Thursday, February 18, 2010

The Last word Congress wants to hear is "Voluntary".

The reason Rep. Paul Ryan is all wrong on saving the country from insolvency, say Democrats, is health care for old people. The Janesville Republican wants to replace Medicare, they say, by merely handing out money.

It's the "privatization" of Medicare, said Rep. Ron Kind (D-Wis.), dismissively. While it sounds generous to give retirees $11,000 to shop from federally approved lists of insurance plans, as congressmen do, "the value of these vouchers would almost surely lag ever further behind," wrote press wingman Paul Krugman of The New York Times, ignoring the reality that such market competition restrains prices.

What's their plan? Remember, Ryan proposed this only for those now under 55. Anyone older gets the old deal: Uncle Sam telling you not to worry, that Medicare will take care of everything. Presumably, Democrats would prefer we all rely on such promises.

Forget for a moment that Medicare's own trustees reported last spring the system would be insolvent in 2017. Forget that this means the real choice is: You want an $11,000 voucher, or do you want crumbs?

Suppose instead that you think Washington somehow will resuscitate Medicare's finances. Then the question is what makes you feel safer: The feds say they'll give retirees a certain sum to spend as they will, or the feds promise to figure out what you need and handle it. Medicare's already promised $38,000,000,000,000 in benefits, so there might be a line.

I'll take the money, thanks. Fewer strings, fewer asterisks.

Medicare is the most unison part of Ryan's "roadmap," a rethinking of how the federal government can avoid welshing on obligations without indenturing your grandkids. Ryan sketches out changes to Social Security and taxes, too. Left or right, one might debate whether the ideas would work, though congressional accountants say they will.

Yet the Democratic establishment has torn into Ryan savagely, declaring his ideas unspeakable even as he preserves their ideals that taxpayers should support retirees and that tax rates should rise as income does.

(Document structure recognition data)
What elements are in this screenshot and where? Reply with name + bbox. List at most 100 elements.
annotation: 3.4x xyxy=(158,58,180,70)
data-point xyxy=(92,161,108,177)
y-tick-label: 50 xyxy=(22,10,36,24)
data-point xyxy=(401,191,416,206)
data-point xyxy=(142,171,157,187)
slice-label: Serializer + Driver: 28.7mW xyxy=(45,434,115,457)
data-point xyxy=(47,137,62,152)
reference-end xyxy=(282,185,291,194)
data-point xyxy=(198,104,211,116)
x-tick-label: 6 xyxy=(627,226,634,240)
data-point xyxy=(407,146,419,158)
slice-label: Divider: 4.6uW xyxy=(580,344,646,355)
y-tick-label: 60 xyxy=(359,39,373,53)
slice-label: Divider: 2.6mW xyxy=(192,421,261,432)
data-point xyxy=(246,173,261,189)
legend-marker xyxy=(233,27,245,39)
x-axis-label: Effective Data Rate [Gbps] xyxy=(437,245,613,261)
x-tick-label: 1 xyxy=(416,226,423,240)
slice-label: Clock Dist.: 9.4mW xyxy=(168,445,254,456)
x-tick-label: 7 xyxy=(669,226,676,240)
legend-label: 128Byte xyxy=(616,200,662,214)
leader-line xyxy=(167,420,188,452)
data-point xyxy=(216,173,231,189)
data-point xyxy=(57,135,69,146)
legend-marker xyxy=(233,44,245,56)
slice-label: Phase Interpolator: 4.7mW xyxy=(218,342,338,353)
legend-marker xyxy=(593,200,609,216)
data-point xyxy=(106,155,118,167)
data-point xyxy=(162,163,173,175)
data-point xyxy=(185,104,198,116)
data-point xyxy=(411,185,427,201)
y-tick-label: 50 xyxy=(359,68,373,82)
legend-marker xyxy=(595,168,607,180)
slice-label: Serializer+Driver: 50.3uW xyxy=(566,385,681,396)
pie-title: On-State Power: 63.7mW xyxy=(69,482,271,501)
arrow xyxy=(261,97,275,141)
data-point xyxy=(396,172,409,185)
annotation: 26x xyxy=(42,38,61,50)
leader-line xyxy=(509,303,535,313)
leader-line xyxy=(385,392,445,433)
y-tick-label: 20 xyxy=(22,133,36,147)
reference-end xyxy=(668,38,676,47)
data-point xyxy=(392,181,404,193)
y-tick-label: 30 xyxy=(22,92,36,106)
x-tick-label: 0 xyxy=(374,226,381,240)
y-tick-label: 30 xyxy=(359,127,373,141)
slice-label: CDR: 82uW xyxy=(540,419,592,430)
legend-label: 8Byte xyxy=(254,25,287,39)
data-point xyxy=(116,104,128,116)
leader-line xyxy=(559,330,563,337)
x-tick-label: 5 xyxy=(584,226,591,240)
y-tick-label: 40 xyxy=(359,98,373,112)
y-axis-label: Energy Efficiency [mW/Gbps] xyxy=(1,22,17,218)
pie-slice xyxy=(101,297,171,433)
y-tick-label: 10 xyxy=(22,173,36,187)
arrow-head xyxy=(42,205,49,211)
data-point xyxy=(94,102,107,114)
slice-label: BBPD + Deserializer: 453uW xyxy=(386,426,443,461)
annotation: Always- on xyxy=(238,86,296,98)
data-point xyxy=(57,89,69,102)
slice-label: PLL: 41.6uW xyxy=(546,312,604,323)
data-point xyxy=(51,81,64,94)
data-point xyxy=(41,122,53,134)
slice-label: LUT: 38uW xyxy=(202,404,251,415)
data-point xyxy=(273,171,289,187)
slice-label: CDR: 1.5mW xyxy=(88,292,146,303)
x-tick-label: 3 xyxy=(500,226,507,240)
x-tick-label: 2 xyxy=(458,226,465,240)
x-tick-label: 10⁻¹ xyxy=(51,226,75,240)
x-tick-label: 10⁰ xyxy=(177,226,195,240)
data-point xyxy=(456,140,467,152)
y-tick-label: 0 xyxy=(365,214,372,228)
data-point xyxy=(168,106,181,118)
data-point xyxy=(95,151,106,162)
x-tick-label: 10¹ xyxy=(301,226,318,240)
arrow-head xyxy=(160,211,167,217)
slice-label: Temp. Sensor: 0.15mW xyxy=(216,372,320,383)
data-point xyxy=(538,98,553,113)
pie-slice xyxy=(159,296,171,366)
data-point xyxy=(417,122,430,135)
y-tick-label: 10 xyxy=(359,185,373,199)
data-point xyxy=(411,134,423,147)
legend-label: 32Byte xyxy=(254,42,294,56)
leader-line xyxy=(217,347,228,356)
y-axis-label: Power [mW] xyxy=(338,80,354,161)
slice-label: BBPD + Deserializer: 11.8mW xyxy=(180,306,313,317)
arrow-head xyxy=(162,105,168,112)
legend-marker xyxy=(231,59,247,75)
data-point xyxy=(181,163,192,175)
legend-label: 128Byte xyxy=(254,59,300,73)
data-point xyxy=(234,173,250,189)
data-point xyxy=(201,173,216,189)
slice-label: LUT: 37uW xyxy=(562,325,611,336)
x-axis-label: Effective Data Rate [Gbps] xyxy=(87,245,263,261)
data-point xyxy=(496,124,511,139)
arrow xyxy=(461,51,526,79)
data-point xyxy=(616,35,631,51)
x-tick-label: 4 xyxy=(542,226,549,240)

* Work task A
Retype the commentary on Paul Ryan's Medicare plan from "The Last word" to "handing out money.".
* Work task B
According to the commentary on Paul Ryan's Medicare plan, in what year did Medicare's trustees say the system would be insolvent?
You will not need the records.

* Task result A
The Last word Congress wants to hear is "Voluntary".

The reason Rep. Paul Ryan is all wrong on saving the country from insolvency, say Democrats, is health care for old people. The Janesville Republican wants to replace Medicare, they say, by merely handing out money.

* Task result B
2017